MATERIAL TO PROCESS:
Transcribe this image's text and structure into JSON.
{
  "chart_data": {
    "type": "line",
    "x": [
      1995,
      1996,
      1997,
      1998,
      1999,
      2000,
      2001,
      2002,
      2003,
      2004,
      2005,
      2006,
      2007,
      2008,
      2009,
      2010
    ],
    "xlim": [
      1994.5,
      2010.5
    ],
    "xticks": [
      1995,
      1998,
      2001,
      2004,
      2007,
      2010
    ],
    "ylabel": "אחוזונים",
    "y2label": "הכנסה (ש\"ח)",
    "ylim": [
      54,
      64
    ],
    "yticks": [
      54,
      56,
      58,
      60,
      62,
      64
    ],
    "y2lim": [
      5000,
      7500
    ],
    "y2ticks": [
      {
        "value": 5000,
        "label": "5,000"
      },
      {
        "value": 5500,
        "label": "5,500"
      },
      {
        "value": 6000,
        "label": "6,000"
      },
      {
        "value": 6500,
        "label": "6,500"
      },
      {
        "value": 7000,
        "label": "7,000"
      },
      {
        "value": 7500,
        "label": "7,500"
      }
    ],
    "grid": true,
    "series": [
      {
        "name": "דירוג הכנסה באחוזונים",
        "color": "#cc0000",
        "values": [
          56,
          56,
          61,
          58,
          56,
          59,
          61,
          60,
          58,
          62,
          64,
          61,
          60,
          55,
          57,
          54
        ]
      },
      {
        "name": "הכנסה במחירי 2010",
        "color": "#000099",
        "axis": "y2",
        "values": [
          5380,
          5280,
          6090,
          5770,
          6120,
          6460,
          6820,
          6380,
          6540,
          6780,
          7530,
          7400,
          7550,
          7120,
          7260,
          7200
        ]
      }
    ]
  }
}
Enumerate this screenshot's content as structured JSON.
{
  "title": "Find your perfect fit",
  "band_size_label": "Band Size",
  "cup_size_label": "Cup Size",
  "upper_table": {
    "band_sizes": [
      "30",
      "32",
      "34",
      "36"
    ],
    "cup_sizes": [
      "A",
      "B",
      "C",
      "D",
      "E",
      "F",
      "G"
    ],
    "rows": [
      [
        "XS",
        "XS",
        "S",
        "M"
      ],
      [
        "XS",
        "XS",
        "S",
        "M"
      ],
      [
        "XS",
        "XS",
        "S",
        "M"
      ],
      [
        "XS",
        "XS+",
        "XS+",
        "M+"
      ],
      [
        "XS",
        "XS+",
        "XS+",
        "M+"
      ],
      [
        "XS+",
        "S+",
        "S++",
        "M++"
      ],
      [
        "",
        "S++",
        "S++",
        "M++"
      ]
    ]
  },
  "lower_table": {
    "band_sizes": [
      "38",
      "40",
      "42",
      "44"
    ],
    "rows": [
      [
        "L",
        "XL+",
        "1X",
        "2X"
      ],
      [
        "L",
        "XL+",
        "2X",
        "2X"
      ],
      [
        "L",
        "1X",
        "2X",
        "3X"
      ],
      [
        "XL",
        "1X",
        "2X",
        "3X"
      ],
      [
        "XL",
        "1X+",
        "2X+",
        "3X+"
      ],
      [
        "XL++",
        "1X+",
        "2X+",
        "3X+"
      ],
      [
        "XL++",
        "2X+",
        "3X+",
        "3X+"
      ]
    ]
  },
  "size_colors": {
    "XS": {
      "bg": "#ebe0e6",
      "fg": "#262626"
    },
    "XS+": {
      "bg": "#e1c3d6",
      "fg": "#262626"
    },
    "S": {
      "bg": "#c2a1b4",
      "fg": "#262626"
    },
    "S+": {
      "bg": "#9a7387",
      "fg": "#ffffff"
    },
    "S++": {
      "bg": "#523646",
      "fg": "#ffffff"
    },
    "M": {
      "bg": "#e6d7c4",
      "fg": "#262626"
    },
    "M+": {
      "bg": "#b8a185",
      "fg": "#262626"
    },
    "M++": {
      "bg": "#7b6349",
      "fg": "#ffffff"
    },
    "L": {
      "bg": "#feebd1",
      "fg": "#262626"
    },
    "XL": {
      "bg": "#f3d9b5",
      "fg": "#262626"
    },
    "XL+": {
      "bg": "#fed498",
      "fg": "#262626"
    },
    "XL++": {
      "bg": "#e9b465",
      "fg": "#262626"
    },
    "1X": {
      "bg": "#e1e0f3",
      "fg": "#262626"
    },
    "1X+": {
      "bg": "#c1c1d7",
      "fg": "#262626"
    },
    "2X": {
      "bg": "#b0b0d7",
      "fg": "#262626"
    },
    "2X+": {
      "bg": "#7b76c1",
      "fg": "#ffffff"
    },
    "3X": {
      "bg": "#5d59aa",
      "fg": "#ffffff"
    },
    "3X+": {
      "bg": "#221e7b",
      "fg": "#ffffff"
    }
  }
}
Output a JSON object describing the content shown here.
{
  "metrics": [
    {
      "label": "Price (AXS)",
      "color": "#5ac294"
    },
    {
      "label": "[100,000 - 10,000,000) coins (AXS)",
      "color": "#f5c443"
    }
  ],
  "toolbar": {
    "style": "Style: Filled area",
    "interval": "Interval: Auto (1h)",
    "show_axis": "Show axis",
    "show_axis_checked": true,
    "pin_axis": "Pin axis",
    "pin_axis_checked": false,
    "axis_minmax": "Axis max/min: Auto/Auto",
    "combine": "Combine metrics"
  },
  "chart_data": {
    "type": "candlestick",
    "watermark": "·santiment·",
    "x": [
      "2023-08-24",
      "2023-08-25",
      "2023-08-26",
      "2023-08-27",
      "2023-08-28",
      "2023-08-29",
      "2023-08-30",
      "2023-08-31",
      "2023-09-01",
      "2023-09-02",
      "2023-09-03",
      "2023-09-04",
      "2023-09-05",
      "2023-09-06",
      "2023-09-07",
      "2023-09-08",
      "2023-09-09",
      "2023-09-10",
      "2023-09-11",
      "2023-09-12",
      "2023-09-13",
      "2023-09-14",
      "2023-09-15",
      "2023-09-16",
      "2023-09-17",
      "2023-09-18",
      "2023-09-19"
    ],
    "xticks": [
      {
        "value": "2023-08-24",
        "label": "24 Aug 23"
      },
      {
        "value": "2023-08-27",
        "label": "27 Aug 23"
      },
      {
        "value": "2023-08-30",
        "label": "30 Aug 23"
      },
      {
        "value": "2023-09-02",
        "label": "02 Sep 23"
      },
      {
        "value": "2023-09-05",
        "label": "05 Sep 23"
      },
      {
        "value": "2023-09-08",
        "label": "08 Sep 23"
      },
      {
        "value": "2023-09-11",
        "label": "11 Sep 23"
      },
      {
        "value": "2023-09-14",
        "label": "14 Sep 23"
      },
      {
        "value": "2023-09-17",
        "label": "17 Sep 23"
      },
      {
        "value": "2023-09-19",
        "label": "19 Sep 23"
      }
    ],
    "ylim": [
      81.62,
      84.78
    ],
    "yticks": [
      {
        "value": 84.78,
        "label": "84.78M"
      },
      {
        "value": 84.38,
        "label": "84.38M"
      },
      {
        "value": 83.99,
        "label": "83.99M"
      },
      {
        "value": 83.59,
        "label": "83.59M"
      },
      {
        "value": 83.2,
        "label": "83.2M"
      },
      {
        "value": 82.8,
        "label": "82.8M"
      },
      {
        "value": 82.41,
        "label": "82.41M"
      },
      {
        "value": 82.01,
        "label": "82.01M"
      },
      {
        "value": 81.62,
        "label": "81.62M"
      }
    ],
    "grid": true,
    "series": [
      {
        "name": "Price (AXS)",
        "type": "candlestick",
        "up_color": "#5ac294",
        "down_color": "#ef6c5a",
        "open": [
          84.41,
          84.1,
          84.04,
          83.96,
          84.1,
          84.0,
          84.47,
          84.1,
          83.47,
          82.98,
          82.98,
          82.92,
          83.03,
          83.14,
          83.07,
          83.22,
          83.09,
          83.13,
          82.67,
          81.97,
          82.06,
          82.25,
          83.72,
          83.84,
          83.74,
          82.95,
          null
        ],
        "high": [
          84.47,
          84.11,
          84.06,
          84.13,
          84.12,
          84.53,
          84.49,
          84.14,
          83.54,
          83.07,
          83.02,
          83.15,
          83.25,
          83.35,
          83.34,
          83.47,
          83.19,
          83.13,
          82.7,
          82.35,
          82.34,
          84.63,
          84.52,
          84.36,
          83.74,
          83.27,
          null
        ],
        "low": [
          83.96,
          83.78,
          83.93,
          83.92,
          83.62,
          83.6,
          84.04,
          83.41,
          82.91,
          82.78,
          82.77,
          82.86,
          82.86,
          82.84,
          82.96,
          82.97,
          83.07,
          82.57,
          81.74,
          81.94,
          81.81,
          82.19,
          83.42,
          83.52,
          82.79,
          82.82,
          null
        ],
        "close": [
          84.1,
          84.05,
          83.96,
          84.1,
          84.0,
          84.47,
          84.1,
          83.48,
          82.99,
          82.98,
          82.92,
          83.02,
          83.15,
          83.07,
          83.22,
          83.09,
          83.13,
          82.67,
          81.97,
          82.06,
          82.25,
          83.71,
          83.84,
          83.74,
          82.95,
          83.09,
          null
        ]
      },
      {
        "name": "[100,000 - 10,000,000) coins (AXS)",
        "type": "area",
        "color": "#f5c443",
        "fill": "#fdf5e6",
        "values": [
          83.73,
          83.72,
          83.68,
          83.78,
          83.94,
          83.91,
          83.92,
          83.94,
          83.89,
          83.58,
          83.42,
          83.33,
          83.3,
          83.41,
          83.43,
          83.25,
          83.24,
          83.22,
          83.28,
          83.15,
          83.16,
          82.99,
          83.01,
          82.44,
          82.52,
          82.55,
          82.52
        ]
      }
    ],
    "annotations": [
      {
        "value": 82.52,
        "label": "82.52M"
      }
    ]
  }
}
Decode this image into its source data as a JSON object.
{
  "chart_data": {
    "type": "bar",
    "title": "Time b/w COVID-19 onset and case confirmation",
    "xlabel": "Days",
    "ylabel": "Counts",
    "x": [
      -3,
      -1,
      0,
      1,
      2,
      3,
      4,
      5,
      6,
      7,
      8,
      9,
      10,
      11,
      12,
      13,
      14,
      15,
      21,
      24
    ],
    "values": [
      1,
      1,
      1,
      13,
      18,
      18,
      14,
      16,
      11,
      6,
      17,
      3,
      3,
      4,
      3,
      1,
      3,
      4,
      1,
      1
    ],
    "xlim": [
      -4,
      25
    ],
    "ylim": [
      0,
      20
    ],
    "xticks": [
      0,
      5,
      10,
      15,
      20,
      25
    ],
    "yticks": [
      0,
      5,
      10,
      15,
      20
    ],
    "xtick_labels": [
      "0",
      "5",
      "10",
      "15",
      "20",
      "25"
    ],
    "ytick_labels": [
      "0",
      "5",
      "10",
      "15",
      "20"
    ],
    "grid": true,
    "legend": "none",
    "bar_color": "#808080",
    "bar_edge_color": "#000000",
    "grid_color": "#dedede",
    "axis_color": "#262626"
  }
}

TASK PROMPT: For the entries above, count the lines that contain the string "object", and state that number without further comment.

SOLUTION BELOW: 2